**Stated problem**
Write out the entries below once more, exactly.

# Records shown start

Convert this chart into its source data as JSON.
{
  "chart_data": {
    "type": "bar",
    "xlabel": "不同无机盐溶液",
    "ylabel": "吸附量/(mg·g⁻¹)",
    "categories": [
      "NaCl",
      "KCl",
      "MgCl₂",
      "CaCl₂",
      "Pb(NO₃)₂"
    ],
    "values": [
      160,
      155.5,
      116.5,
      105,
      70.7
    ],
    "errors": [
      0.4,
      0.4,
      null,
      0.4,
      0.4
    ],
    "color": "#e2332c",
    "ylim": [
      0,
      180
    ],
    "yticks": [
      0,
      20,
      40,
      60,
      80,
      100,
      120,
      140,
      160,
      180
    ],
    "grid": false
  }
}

# Records shown end

**Full solution**
Convert this chart into its source data as JSON.
{
  "chart_data": {
    "type": "bar",
    "xlabel": "不同无机盐溶液",
    "ylabel": "吸附量/(mg·g⁻¹)",
    "categories": [
      "NaCl",
      "KCl",
      "MgCl₂",
      "CaCl₂",
      "Pb(NO₃)₂"
    ],
    "values": [
      160,
      155.5,
      116.5,
      105,
      70.7
    ],
    "errors": [
      0.4,
      0.4,
      null,
      0.4,
      0.4
    ],
    "color": "#e2332c",
    "ylim": [
      0,
      180
    ],
    "yticks": [
      0,
      20,
      40,
      60,
      80,
      100,
      120,
      140,
      160,
      180
    ],
    "grid": false
  }
}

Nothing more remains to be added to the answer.